§ Exercise task: Write out the listing in full, matching it word for word.

[Records contained in a dataset]
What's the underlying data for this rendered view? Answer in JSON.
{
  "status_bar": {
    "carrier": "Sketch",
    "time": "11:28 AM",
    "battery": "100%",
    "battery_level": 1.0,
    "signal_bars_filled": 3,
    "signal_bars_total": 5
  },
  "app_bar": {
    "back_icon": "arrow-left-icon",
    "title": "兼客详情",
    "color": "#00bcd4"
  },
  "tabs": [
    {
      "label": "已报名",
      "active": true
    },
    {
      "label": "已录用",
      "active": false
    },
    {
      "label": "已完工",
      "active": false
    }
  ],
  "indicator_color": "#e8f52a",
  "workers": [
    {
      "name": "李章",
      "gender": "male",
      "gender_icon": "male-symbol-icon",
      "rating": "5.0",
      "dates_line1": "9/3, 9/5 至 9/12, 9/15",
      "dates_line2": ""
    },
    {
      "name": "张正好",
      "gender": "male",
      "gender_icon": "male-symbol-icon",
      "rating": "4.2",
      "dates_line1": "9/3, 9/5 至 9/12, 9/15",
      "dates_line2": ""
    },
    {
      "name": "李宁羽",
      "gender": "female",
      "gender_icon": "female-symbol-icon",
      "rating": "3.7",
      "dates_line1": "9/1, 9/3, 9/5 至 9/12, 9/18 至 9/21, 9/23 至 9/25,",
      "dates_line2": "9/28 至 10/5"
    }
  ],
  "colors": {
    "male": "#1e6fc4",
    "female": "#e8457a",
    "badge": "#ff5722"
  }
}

§ Exercise result:
What's the underlying data for this rendered view? Answer in JSON.
{
  "status_bar": {
    "carrier": "Sketch",
    "time": "11:28 AM",
    "battery": "100%",
    "battery_level": 1.0,
    "signal_bars_filled": 3,
    "signal_bars_total": 5
  },
  "app_bar": {
    "back_icon": "arrow-left-icon",
    "title": "兼客详情",
    "color": "#00bcd4"
  },
  "tabs": [
    {
      "label": "已报名",
      "active": true
    },
    {
      "label": "已录用",
      "active": false
    },
    {
      "label": "已完工",
      "active": false
    }
  ],
  "indicator_color": "#e8f52a",
  "workers": [
    {
      "name": "李章",
      "gender": "male",
      "gender_icon": "male-symbol-icon",
      "rating": "5.0",
      "dates_line1": "9/3, 9/5 至 9/12, 9/15",
      "dates_line2": ""
    },
    {
      "name": "张正好",
      "gender": "male",
      "gender_icon": "male-symbol-icon",
      "rating": "4.2",
      "dates_line1": "9/3, 9/5 至 9/12, 9/15",
      "dates_line2": ""
    },
    {
      "name": "李宁羽",
      "gender": "female",
      "gender_icon": "female-symbol-icon",
      "rating": "3.7",
      "dates_line1": "9/1, 9/3, 9/5 至 9/12, 9/18 至 9/21, 9/23 至 9/25,",
      "dates_line2": "9/28 至 10/5"
    }
  ],
  "colors": {
    "male": "#1e6fc4",
    "female": "#e8457a",
    "badge": "#ff5722"
  }
}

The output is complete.